What the task requires -
Count each line in which the word "помещений" appears. Reply with the total and nothing more.

● ● ● ● ● ● ●

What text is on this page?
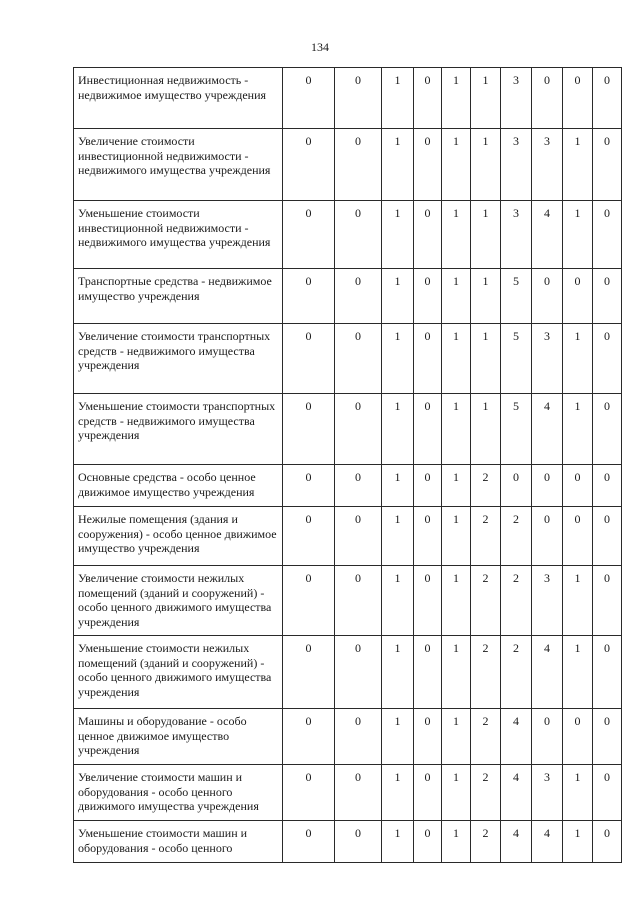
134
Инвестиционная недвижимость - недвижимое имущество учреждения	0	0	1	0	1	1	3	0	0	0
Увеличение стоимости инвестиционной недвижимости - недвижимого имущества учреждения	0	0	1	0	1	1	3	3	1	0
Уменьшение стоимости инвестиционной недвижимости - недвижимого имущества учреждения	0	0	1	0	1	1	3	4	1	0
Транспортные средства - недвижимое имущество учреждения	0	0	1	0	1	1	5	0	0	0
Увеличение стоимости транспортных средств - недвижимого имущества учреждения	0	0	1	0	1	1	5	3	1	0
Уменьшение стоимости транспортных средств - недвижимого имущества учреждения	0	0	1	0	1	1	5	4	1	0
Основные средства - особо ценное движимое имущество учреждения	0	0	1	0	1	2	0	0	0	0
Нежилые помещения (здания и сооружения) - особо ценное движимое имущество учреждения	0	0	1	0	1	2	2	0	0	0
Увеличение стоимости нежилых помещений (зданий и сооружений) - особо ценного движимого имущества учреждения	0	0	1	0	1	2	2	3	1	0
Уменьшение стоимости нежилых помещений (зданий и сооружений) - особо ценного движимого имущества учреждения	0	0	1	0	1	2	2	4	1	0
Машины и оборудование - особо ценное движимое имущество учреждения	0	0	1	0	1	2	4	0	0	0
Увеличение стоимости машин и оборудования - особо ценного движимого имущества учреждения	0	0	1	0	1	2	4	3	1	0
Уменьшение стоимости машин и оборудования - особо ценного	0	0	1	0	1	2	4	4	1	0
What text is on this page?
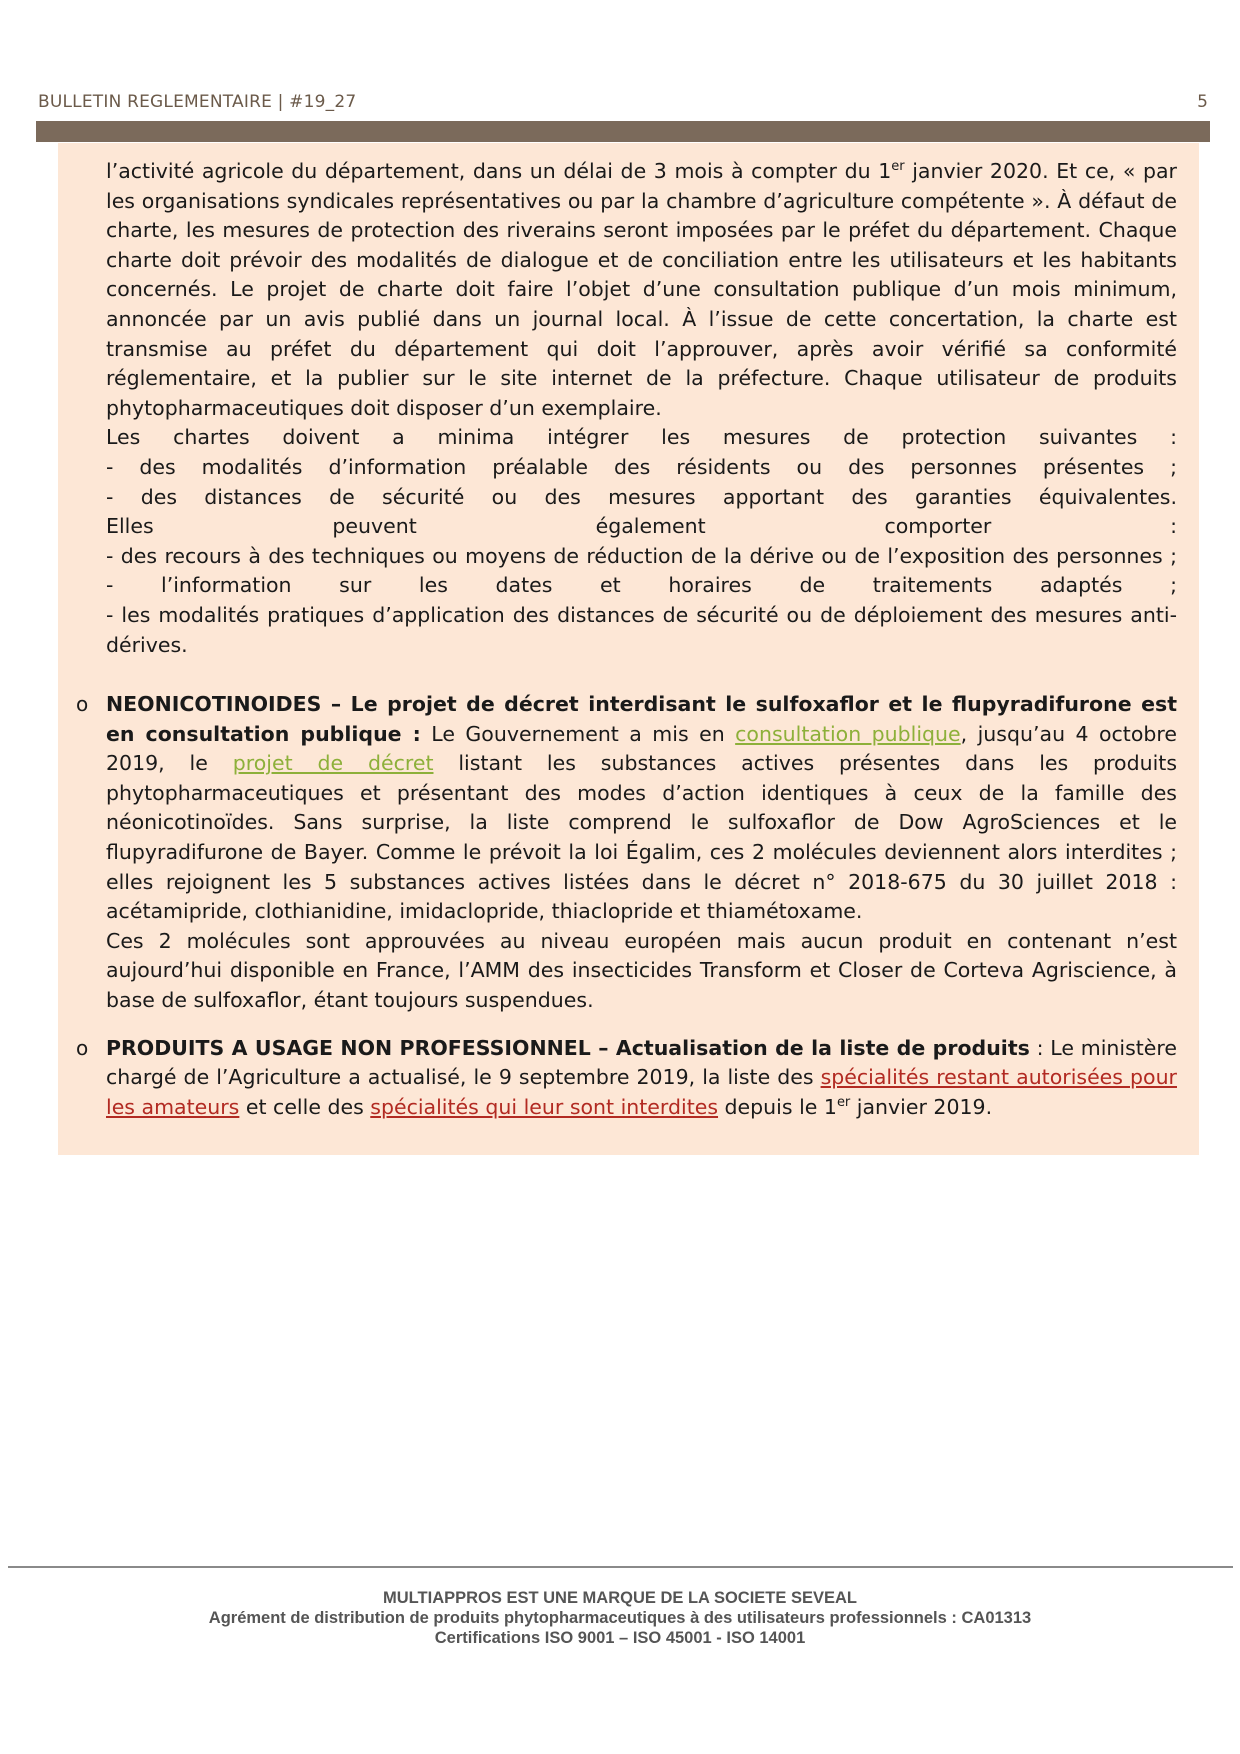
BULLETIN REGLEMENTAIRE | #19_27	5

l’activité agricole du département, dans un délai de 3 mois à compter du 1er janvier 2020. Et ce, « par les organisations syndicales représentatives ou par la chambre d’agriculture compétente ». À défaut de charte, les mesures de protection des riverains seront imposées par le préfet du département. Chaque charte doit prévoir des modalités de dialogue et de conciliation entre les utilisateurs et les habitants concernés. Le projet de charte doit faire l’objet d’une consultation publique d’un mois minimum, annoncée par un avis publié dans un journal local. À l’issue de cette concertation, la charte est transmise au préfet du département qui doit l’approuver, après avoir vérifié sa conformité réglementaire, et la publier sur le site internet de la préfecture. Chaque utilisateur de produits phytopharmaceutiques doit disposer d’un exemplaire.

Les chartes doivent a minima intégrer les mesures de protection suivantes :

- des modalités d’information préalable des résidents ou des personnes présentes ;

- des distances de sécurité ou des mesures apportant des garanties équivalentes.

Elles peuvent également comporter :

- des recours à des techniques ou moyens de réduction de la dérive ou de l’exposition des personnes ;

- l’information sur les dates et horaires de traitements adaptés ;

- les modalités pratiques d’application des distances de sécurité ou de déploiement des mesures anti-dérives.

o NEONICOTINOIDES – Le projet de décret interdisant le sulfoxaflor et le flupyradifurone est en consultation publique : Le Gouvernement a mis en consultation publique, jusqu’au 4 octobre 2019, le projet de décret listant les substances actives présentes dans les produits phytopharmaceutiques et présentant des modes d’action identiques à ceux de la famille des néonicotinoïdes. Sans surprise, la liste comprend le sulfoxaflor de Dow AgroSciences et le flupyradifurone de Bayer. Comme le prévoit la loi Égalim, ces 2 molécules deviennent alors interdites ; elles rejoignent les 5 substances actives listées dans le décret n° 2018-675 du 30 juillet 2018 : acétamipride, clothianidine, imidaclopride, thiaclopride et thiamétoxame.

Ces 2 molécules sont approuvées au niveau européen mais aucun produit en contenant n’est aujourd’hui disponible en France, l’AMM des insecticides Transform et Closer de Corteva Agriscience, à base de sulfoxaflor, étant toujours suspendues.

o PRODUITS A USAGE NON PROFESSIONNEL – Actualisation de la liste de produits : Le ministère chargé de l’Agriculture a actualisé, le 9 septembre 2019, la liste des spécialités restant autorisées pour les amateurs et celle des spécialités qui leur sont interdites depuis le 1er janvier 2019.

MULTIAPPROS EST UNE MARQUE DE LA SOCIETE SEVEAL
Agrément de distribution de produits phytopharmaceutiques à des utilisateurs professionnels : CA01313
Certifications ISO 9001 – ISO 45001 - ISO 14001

● ● ● ● ● ● ●

Answer to the task -
2